◆ RECORDS FOR THIS EXERCISE ◆

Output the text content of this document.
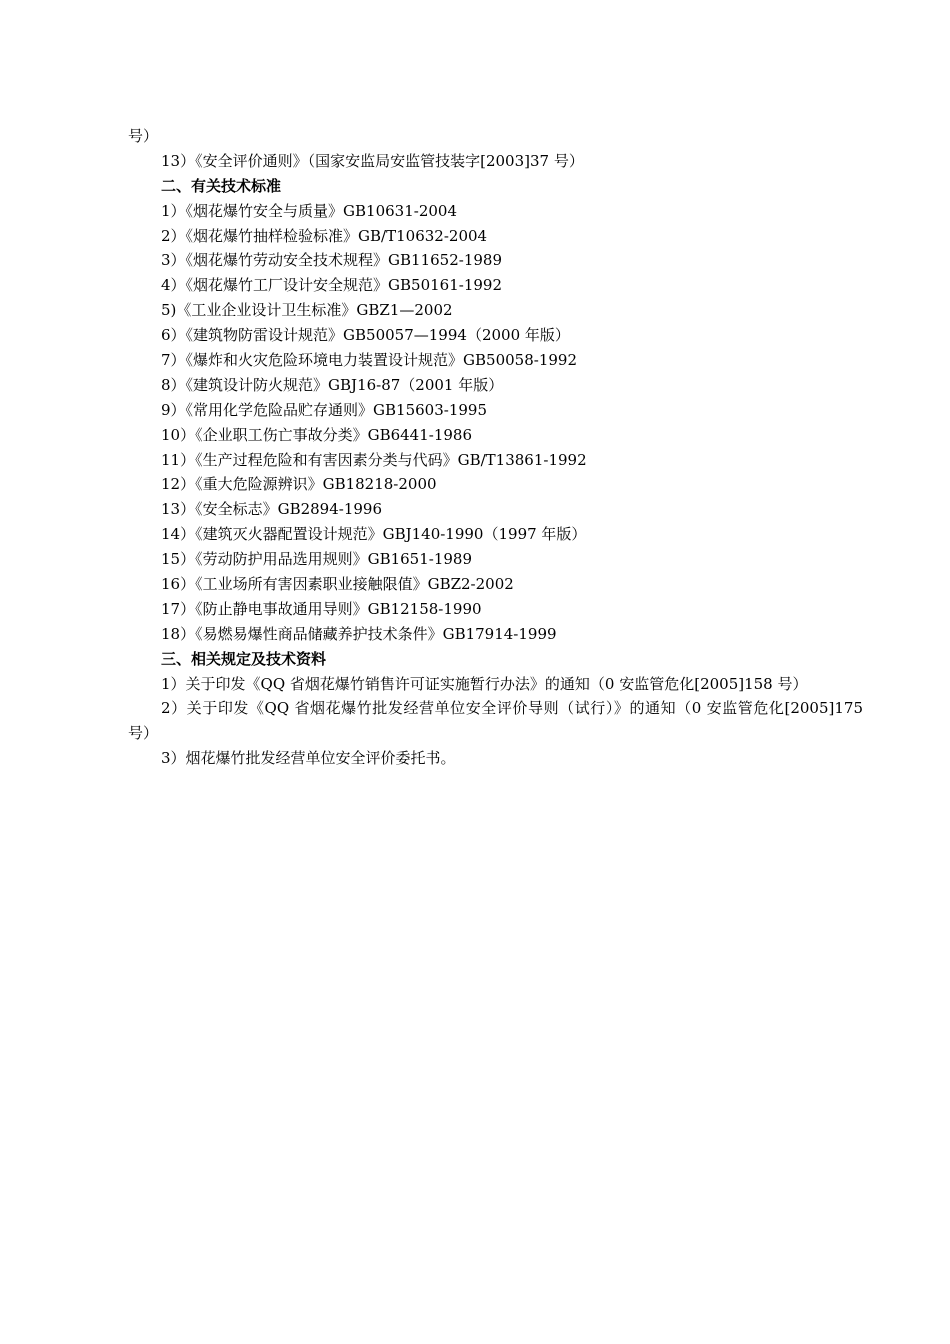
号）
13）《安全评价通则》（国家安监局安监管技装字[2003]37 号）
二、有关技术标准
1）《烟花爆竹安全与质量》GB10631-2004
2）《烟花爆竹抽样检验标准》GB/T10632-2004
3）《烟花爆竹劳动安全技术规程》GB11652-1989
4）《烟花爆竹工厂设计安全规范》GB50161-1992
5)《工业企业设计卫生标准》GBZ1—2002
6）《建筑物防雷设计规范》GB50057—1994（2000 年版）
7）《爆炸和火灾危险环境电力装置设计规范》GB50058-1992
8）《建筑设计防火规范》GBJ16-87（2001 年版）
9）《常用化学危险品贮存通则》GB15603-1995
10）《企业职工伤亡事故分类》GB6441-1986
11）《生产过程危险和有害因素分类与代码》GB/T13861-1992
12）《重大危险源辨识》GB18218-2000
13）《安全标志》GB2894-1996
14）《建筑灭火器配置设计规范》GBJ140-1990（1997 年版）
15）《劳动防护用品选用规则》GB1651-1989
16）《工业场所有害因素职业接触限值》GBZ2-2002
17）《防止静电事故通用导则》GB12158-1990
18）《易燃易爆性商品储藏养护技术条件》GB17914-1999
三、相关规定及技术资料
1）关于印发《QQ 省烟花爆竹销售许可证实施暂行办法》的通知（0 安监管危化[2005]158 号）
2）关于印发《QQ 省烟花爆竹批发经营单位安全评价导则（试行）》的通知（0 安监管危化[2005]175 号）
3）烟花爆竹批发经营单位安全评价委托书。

--

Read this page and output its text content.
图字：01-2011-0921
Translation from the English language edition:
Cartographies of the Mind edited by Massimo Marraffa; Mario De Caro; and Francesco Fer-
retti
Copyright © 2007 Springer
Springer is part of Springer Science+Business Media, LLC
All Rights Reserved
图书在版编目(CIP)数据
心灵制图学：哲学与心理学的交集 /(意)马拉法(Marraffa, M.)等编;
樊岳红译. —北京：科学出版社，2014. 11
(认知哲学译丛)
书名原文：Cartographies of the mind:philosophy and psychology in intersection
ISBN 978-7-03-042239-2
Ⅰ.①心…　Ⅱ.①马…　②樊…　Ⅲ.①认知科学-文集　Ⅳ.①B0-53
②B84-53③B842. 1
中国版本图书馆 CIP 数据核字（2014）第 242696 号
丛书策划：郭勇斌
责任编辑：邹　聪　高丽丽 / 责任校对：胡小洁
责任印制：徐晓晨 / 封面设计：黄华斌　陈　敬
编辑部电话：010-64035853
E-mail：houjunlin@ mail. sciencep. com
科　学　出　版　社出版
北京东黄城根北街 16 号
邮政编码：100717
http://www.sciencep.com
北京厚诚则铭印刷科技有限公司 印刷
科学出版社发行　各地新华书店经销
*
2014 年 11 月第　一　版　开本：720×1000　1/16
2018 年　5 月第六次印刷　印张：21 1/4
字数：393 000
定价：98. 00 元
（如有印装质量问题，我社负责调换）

---

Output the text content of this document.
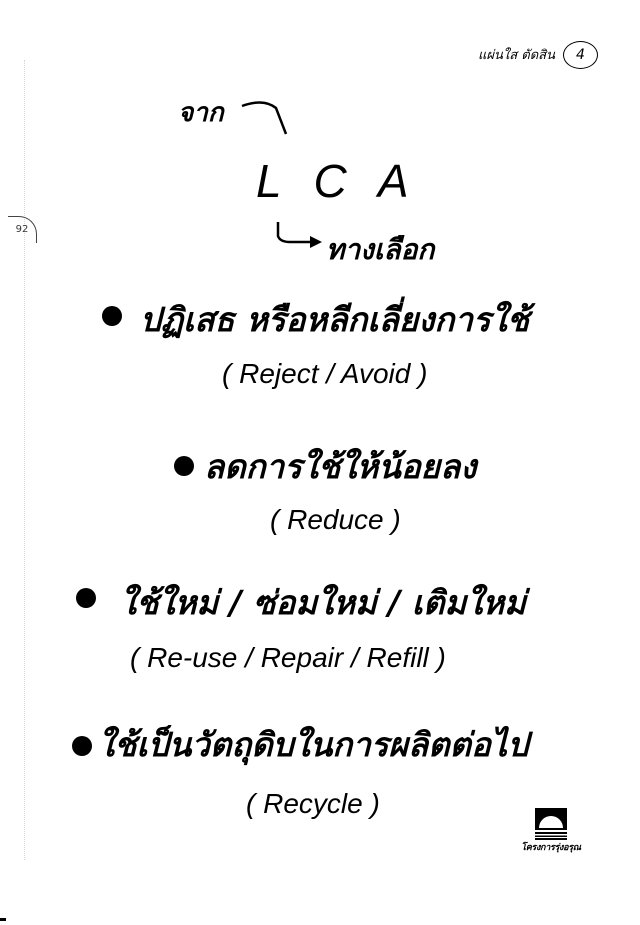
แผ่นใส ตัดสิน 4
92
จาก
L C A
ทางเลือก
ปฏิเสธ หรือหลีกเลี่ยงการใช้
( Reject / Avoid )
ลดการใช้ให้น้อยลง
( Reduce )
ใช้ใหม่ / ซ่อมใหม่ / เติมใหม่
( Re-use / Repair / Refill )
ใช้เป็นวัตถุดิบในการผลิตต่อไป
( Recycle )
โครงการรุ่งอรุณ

◆ TASK DESCRIPTION ◆
Return a copy of every line that includes the word "sciencep".

◆ ANSWER TO THE EXERCISE ◆
E-mail：houjunlin@ mail. sciencep. com
http://www.sciencep.com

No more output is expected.